## begin

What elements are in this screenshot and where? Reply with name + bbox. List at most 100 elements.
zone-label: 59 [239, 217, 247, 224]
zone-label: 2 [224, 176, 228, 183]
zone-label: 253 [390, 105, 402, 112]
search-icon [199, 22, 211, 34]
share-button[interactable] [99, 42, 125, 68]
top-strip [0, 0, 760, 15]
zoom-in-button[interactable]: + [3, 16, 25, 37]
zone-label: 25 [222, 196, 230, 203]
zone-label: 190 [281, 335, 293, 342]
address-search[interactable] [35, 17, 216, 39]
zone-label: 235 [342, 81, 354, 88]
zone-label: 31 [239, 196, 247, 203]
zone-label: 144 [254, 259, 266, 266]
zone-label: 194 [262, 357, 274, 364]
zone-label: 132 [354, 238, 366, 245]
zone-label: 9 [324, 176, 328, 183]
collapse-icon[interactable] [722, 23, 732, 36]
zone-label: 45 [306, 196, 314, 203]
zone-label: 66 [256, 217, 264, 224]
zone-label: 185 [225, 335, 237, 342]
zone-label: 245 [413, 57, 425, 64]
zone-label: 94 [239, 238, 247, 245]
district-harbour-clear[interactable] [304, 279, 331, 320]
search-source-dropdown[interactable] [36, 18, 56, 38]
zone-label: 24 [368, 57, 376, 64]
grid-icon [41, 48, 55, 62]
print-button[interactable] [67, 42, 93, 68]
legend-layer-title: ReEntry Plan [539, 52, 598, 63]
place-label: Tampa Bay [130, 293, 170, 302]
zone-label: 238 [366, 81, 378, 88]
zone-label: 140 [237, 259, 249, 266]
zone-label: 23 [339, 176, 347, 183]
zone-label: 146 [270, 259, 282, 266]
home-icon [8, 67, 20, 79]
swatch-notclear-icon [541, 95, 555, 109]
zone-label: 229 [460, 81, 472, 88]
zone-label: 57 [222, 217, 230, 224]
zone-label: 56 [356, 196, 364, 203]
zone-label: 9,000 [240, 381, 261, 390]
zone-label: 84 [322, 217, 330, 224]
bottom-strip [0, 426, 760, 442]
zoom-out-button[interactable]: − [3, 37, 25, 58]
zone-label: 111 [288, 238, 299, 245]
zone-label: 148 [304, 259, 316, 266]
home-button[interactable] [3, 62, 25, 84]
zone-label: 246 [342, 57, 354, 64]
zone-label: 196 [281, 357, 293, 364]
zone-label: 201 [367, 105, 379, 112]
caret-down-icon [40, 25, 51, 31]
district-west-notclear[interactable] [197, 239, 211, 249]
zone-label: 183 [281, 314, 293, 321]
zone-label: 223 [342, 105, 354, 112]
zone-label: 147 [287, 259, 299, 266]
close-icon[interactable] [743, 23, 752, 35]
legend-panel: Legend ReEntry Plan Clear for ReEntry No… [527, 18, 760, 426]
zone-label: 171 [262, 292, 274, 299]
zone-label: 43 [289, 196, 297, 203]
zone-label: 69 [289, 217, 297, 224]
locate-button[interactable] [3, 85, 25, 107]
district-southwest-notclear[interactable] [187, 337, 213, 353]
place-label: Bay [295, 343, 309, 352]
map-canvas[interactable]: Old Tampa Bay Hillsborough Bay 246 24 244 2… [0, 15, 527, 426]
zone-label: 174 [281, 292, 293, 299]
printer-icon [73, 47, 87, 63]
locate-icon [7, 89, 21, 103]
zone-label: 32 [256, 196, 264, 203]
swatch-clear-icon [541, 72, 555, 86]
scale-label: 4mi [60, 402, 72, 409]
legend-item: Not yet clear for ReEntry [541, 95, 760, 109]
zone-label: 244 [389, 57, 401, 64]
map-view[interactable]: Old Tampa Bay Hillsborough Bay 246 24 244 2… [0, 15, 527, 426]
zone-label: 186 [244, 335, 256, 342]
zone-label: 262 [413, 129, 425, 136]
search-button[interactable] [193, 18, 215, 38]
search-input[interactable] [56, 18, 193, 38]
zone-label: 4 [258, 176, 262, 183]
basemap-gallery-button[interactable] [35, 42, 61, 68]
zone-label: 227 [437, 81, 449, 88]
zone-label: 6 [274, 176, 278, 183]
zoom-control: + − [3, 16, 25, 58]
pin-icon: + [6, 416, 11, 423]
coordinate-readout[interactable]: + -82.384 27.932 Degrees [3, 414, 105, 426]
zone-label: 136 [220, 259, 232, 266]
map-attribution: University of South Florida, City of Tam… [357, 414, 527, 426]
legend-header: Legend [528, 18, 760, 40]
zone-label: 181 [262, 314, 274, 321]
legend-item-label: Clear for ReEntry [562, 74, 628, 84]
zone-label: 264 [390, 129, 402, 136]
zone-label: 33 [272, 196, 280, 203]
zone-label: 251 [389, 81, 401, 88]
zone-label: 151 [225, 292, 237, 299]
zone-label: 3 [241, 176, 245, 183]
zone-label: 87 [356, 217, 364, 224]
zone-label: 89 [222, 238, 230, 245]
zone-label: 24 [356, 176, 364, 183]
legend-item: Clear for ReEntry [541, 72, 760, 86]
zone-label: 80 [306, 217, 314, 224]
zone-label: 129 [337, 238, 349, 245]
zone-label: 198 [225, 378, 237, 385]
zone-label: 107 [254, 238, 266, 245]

## end

Given problem
Rewrite the data from its first line up to and including the line with "zoom-in-button[interactable]: + [3, 16, 25, 37]", changing "zone-label" to "region-label" and leaving everything else unchanged.

Task answer
What elements are in this screenshot and where? Reply with name + bbox. List at most 100 elements.
region-label: 59 [239, 217, 247, 224]
region-label: 2 [224, 176, 228, 183]
region-label: 253 [390, 105, 402, 112]
search-icon [199, 22, 211, 34]
share-button[interactable] [99, 42, 125, 68]
top-strip [0, 0, 760, 15]
zoom-in-button[interactable]: + [3, 16, 25, 37]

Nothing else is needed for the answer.